* **Exercise**: From the entries provided below, copy each line that contains the word "CONTOURS".

━━ Task material

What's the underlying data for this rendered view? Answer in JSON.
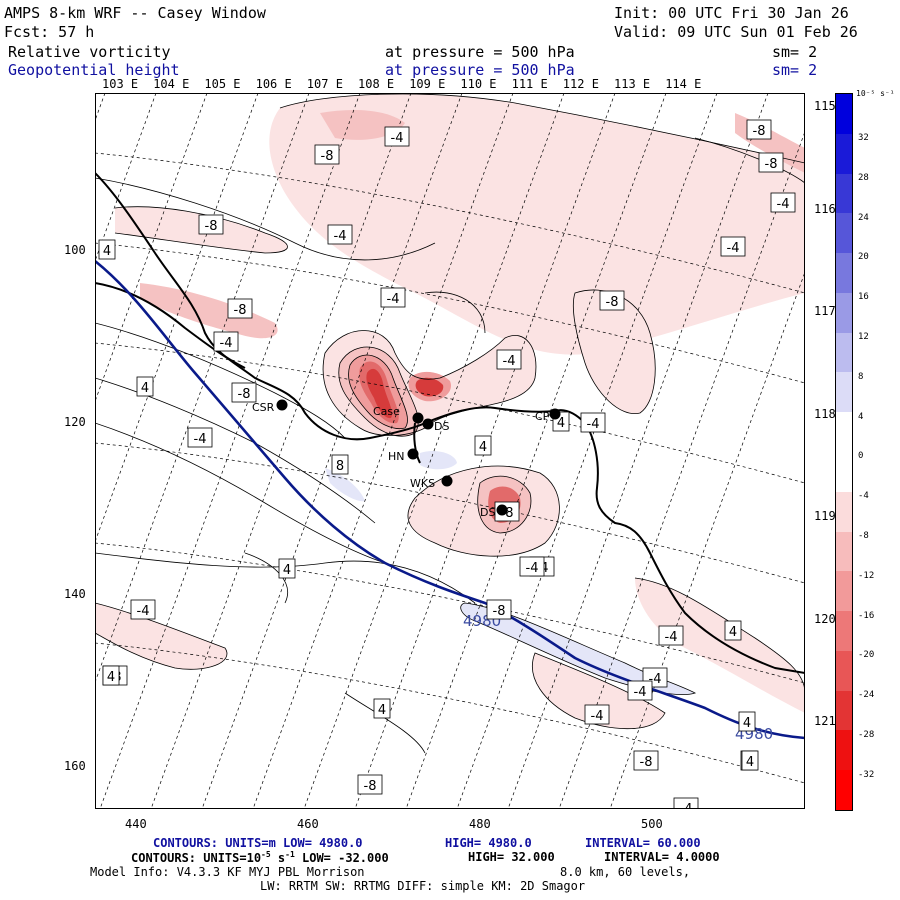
{
  "header": {
    "title": "AMPS 8-km WRF -- Casey Window",
    "init": "Init: 00 UTC Fri 30 Jan 26",
    "fcst": "Fcst:    57 h",
    "valid": "Valid: 09 UTC Sun 01 Feb 26",
    "field1": "Relative vorticity",
    "field1_pressure": "at pressure =  500 hPa",
    "field1_sm": "sm= 2",
    "field2": "Geopotential height",
    "field2_pressure": "at pressure =  500 hPa",
    "field2_sm": "sm= 2"
  },
  "top_lon_labels": [
    "103 E",
    "104 E",
    "105 E",
    "106 E",
    "107 E",
    "108 E",
    "109 E",
    "110 E",
    "111 E",
    "112 E",
    "113 E",
    "114 E"
  ],
  "right_lon_labels": [
    "115 E",
    "116 E",
    "117 E",
    "118 E",
    "119 E",
    "120 E",
    "121 E"
  ],
  "y_axis_ticks": [
    "100",
    "120",
    "140",
    "160"
  ],
  "x_axis_ticks": [
    "440",
    "460",
    "480",
    "500"
  ],
  "colorbar": {
    "unit": "10⁻⁵ s⁻¹",
    "labels": [
      "32",
      "28",
      "24",
      "20",
      "16",
      "12",
      "8",
      "4",
      "0",
      "-4",
      "-8",
      "-12",
      "-16",
      "-20",
      "-24",
      "-28",
      "-32"
    ]
  },
  "stations": [
    "CSR",
    "Case",
    "DS",
    "HN",
    "WKS",
    "CP",
    "DS"
  ],
  "contour_labels": [
    "-4",
    "-8",
    "-4",
    "-8",
    "-4",
    "4",
    "-8",
    "-4",
    "-8",
    "-8",
    "-4",
    "-4",
    "-8",
    "-4",
    "-4",
    "4",
    "4",
    "8",
    "-8",
    "-8",
    "-4",
    "4",
    "-4",
    "4",
    "-4",
    "-8",
    "-4",
    "4",
    "-8",
    "-4",
    "4",
    "-4",
    "4",
    "-8",
    "-4",
    "-8",
    "4",
    "-4",
    "-4",
    "4",
    "4"
  ],
  "height_labels": [
    "4980",
    "4980"
  ],
  "footer": {
    "line1_a": "CONTOURS:  UNITS=m  LOW=  4980.0",
    "line1_b": "HIGH=  4980.0",
    "line1_c": "INTERVAL=   60.000",
    "line2_a": "CONTOURS:  UNITS=10",
    "line2_sup1": "-5",
    "line2_b": " s",
    "line2_sup2": "-1",
    "line2_c": "  LOW= -32.000",
    "line2_d": "HIGH=  32.000",
    "line2_e": "INTERVAL=   4.0000",
    "line3_a": "Model Info: V4.3.3   KF      MYJ PBL  Morrison",
    "line3_b": "8.0 km,  60 levels,",
    "line4": "LW: RRTM SW: RRTMG   DIFF: simple KM: 2D Smagor"
  },
  "colors": {
    "heightLine": "#0a1a8a",
    "coast": "#000000",
    "neg1": "#fbe3e3",
    "neg2": "#f5c2c2",
    "neg3": "#ef9c9c",
    "neg4": "#e26a6a",
    "neg5": "#d63b3b",
    "pos1": "#e4e6f8"
  }
}
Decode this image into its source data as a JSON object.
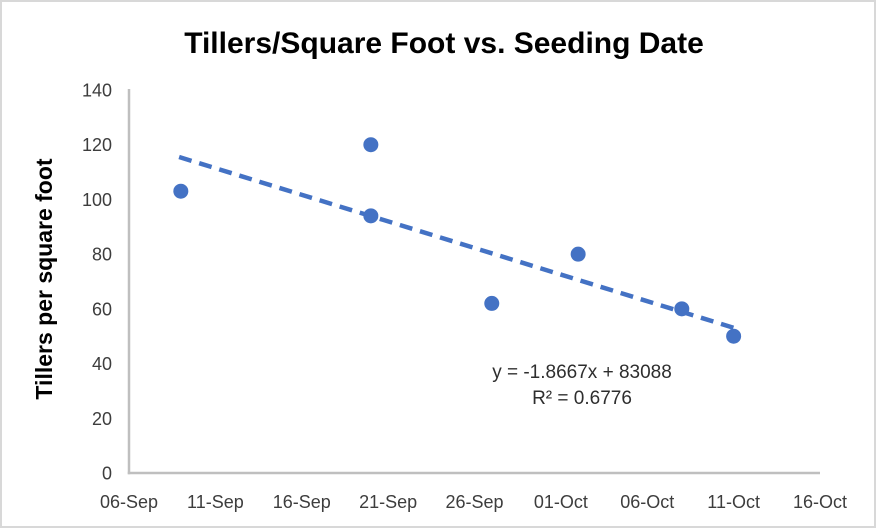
{
  "window": {
    "background": "#ffffff",
    "border_color": "#d8d8d8"
  },
  "chart_data": {
    "type": "scatter",
    "title": "Tillers/Square Foot vs. Seeding Date",
    "xlabel": "",
    "ylabel": "Tillers per square foot",
    "ylim": [
      0,
      140
    ],
    "y_ticks": [
      0,
      20,
      40,
      60,
      80,
      100,
      120,
      140
    ],
    "xlim_days": [
      0,
      40
    ],
    "x_tick_days": [
      0,
      5,
      10,
      15,
      20,
      25,
      30,
      35,
      40
    ],
    "x_tick_labels": [
      "06-Sep",
      "11-Sep",
      "16-Sep",
      "21-Sep",
      "26-Sep",
      "01-Oct",
      "06-Oct",
      "11-Oct",
      "16-Oct"
    ],
    "grid": false,
    "legend": false,
    "points": [
      {
        "date": "09-Sep",
        "day": 3,
        "value": 103
      },
      {
        "date": "20-Sep",
        "day": 14,
        "value": 120
      },
      {
        "date": "20-Sep",
        "day": 14,
        "value": 94
      },
      {
        "date": "27-Sep",
        "day": 21,
        "value": 62
      },
      {
        "date": "02-Oct",
        "day": 26,
        "value": 80
      },
      {
        "date": "08-Oct",
        "day": 32,
        "value": 60
      },
      {
        "date": "11-Oct",
        "day": 35,
        "value": 50
      }
    ],
    "trendline": {
      "style": "dashed",
      "start": {
        "day": 2.9,
        "value": 115.5
      },
      "end": {
        "day": 35.3,
        "value": 52.5
      },
      "equation": "y = -1.8667x + 83088",
      "r_squared": "R² = 0.6776"
    },
    "colors": {
      "marker": "#4472C4",
      "trendline": "#4472C4",
      "axis": "#bfbfbf",
      "tick_text": "#3d3d3d",
      "title_text": "#000000"
    }
  }
}
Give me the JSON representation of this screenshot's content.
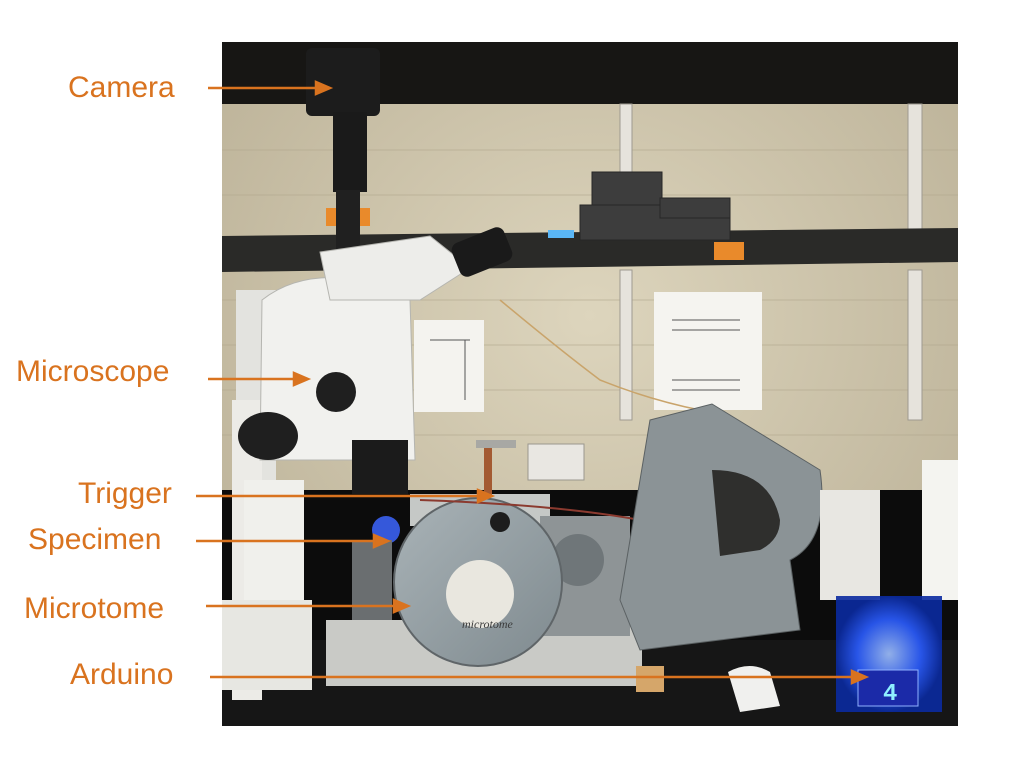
{
  "labels": {
    "camera": "Camera",
    "microscope": "Microscope",
    "trigger": "Trigger",
    "specimen": "Specimen",
    "microtome": "Microtome",
    "arduino": "Arduino"
  },
  "photo": {
    "microtome_brand": "microtome",
    "arduino_display": "4"
  },
  "colors": {
    "label": "#d9731f",
    "arrow": "#d9731f",
    "wall": "#cfc6ae",
    "bench": "#0c0c0c",
    "arduino_glow": "#1f5cff"
  }
}
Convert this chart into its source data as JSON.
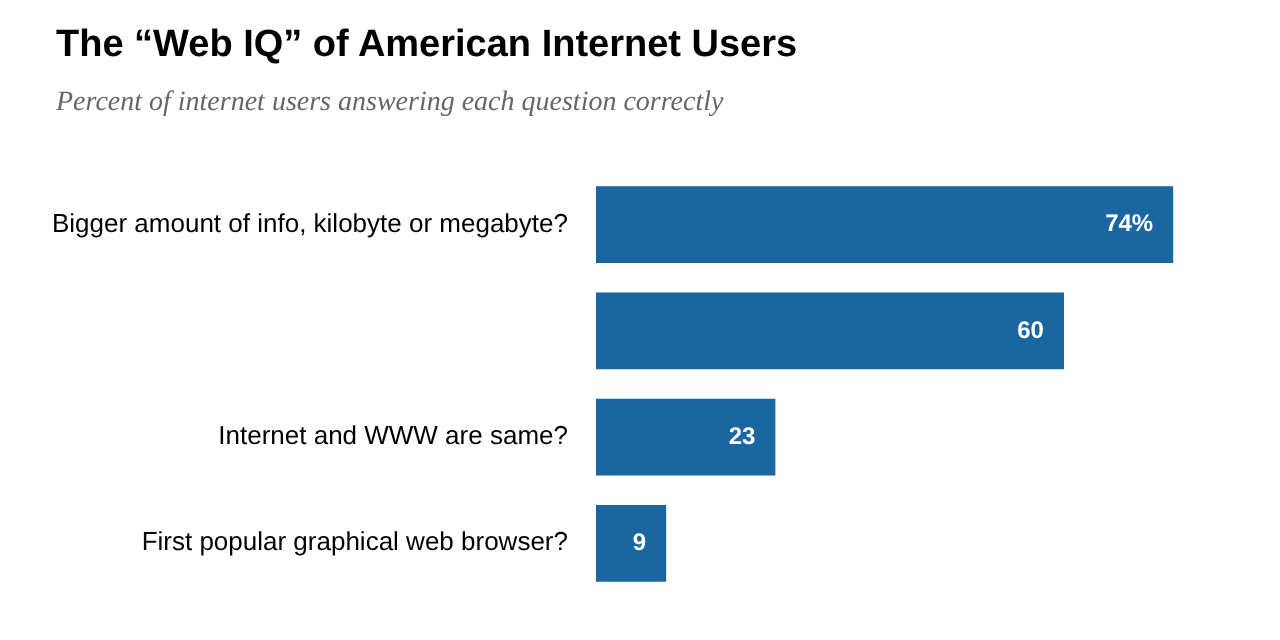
{
  "chart_data": {
    "type": "bar",
    "orientation": "horizontal",
    "title": "The “Web IQ” of American Internet Users",
    "subtitle": "Percent of internet users answering each question correctly",
    "categories": [
      "Bigger amount of info, kilobyte or megabyte?",
      null,
      "Internet and WWW are same?",
      "First popular graphical web browser?"
    ],
    "values": [
      74,
      60,
      23,
      9
    ],
    "value_labels": [
      "74%",
      "60",
      "23",
      "9"
    ],
    "color": "#1a66a0",
    "tick_labels": "y",
    "legend": false
  }
}
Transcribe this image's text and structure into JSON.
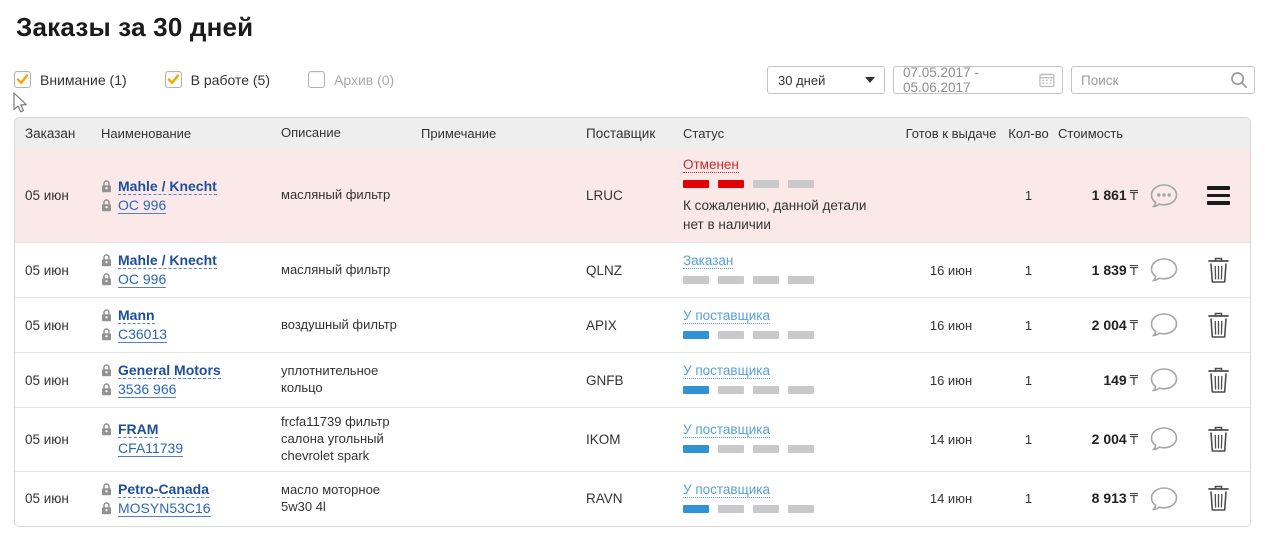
{
  "page": {
    "title": "Заказы за 30 дней"
  },
  "filters": {
    "tabs": [
      {
        "label": "Внимание (1)",
        "checked": true
      },
      {
        "label": "В работе (5)",
        "checked": true
      },
      {
        "label": "Архив (0)",
        "checked": false
      }
    ],
    "period_select": "30 дней",
    "date_range": "07.05.2017 - 05.06.2017",
    "search_placeholder": "Поиск"
  },
  "table": {
    "headers": [
      "Заказан",
      "Наименование",
      "Описание",
      "Примечание",
      "Поставщик",
      "Статус",
      "Готов к выдаче",
      "Кол-во",
      "Стоимость"
    ],
    "rows": [
      {
        "ordered": "05 июн",
        "brand": "Mahle / Knecht",
        "part_number": "OC 996",
        "brand_lock": true,
        "part_lock": true,
        "description": "масляный фильтр",
        "note": "",
        "supplier": "LRUC",
        "status": {
          "label": "Отменен",
          "type": "cancelled",
          "progress": [
            "red",
            "red",
            "grey",
            "grey"
          ],
          "message": "К сожалению, данной детали нет в наличии"
        },
        "ready_date": "",
        "qty": "1",
        "price": "1 861",
        "currency": "₸",
        "has_messages": true,
        "action": "menu",
        "highlighted": true
      },
      {
        "ordered": "05 июн",
        "brand": "Mahle / Knecht",
        "part_number": "OC 996",
        "brand_lock": true,
        "part_lock": true,
        "description": "масляный фильтр",
        "note": "",
        "supplier": "QLNZ",
        "status": {
          "label": "Заказан",
          "type": "ordered",
          "progress": [
            "grey",
            "grey",
            "grey",
            "grey"
          ],
          "message": ""
        },
        "ready_date": "16 июн",
        "qty": "1",
        "price": "1 839",
        "currency": "₸",
        "has_messages": false,
        "action": "delete",
        "highlighted": false
      },
      {
        "ordered": "05 июн",
        "brand": "Mann",
        "part_number": "C36013",
        "brand_lock": true,
        "part_lock": true,
        "description": "воздушный фильтр",
        "note": "",
        "supplier": "APIX",
        "status": {
          "label": "У поставщика",
          "type": "supplier",
          "progress": [
            "blue",
            "grey",
            "grey",
            "grey"
          ],
          "message": ""
        },
        "ready_date": "16 июн",
        "qty": "1",
        "price": "2 004",
        "currency": "₸",
        "has_messages": false,
        "action": "delete",
        "highlighted": false
      },
      {
        "ordered": "05 июн",
        "brand": "General Motors",
        "part_number": "3536 966",
        "brand_lock": true,
        "part_lock": true,
        "description": "уплотнительное кольцо",
        "note": "",
        "supplier": "GNFB",
        "status": {
          "label": "У поставщика",
          "type": "supplier",
          "progress": [
            "blue",
            "grey",
            "grey",
            "grey"
          ],
          "message": ""
        },
        "ready_date": "16 июн",
        "qty": "1",
        "price": "149",
        "currency": "₸",
        "has_messages": false,
        "action": "delete",
        "highlighted": false
      },
      {
        "ordered": "05 июн",
        "brand": "FRAM",
        "part_number": "CFA11739",
        "brand_lock": true,
        "part_lock": false,
        "description": "frcfa11739 фильтр салона угольный chevrolet spark",
        "note": "",
        "supplier": "IKOM",
        "status": {
          "label": "У поставщика",
          "type": "supplier",
          "progress": [
            "blue",
            "grey",
            "grey",
            "grey"
          ],
          "message": ""
        },
        "ready_date": "14 июн",
        "qty": "1",
        "price": "2 004",
        "currency": "₸",
        "has_messages": false,
        "action": "delete",
        "highlighted": false
      },
      {
        "ordered": "05 июн",
        "brand": "Petro-Canada",
        "part_number": "MOSYN53C16",
        "brand_lock": true,
        "part_lock": true,
        "description": "масло моторное 5w30 4l",
        "note": "",
        "supplier": "RAVN",
        "status": {
          "label": "У поставщика",
          "type": "supplier",
          "progress": [
            "blue",
            "grey",
            "grey",
            "grey"
          ],
          "message": ""
        },
        "ready_date": "14 июн",
        "qty": "1",
        "price": "8 913",
        "currency": "₸",
        "has_messages": false,
        "action": "delete",
        "highlighted": false
      }
    ]
  },
  "icons": {
    "checkbox_tick": "orange-checkmark",
    "select_caret": "caret-down",
    "date": "calendar",
    "search": "magnifier",
    "part_secured": "padlock",
    "comments": "speech-bubble",
    "row_menu": "hamburger",
    "row_delete": "trash-can",
    "pointer": "mouse-cursor"
  },
  "colors": {
    "checkbox_tick": "#f7a600",
    "bar_red": "#e20000",
    "bar_blue": "#3093d5",
    "bar_grey": "#c9c9c9",
    "row_alert_bg": "#fbe9e9",
    "brand_link": "#1d4e9e",
    "part_link": "#2b66b8",
    "status_blue": "#58a1d8",
    "status_red": "#cf2a2a",
    "header_bg": "#efeeee"
  }
}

━━━━

* **Answer in full**:
    "line1_a": "CONTOURS:  UNITS=m  LOW=  4980.0",
    "line2_a": "CONTOURS:  UNITS=10",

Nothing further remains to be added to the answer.